(Dataset items)
§
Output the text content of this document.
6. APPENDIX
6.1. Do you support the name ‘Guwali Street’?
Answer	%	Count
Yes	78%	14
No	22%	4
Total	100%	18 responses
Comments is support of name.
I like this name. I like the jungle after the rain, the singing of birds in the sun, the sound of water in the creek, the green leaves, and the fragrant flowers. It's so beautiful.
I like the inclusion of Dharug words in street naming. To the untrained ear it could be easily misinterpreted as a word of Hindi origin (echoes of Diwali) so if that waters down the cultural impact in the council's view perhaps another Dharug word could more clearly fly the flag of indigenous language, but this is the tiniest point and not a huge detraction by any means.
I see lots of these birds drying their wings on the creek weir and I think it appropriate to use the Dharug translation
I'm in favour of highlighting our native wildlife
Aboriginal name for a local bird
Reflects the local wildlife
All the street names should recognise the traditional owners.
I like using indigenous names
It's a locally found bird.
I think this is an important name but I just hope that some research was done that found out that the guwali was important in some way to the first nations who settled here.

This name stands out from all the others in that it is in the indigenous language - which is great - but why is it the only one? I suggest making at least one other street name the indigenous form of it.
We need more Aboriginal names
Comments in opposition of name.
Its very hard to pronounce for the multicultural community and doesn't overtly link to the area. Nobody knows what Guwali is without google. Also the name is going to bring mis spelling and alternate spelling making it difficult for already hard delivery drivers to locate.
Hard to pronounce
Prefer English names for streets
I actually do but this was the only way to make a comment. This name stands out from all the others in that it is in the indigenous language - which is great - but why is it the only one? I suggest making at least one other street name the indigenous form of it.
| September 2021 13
§
» **WHAT TO WORK ON**
Return all the data exactly as given.

» **THE REPLY**
Output the text content of this document.
6. APPENDIX
6.1. Do you support the name ‘Guwali Street’?
Answer	%	Count
Yes	78%	14
No	22%	4
Total	100%	18 responses
Comments is support of name.
I like this name. I like the jungle after the rain, the singing of birds in the sun, the sound of water in the creek, the green leaves, and the fragrant flowers. It's so beautiful.
I like the inclusion of Dharug words in street naming. To the untrained ear it could be easily misinterpreted as a word of Hindi origin (echoes of Diwali) so if that waters down the cultural impact in the council's view perhaps another Dharug word could more clearly fly the flag of indigenous language, but this is the tiniest point and not a huge detraction by any means.
I see lots of these birds drying their wings on the creek weir and I think it appropriate to use the Dharug translation
I'm in favour of highlighting our native wildlife
Aboriginal name for a local bird
Reflects the local wildlife
All the street names should recognise the traditional owners.
I like using indigenous names
It's a locally found bird.
I think this is an important name but I just hope that some research was done that found out that the guwali was important in some way to the first nations who settled here.

This name stands out from all the others in that it is in the indigenous language - which is great - but why is it the only one? I suggest making at least one other street name the indigenous form of it.
We need more Aboriginal names
Comments in opposition of name.
Its very hard to pronounce for the multicultural community and doesn't overtly link to the area. Nobody knows what Guwali is without google. Also the name is going to bring mis spelling and alternate spelling making it difficult for already hard delivery drivers to locate.
Hard to pronounce
Prefer English names for streets
I actually do but this was the only way to make a comment. This name stands out from all the others in that it is in the indigenous language - which is great - but why is it the only one? I suggest making at least one other street name the indigenous form of it.
| September 2021 13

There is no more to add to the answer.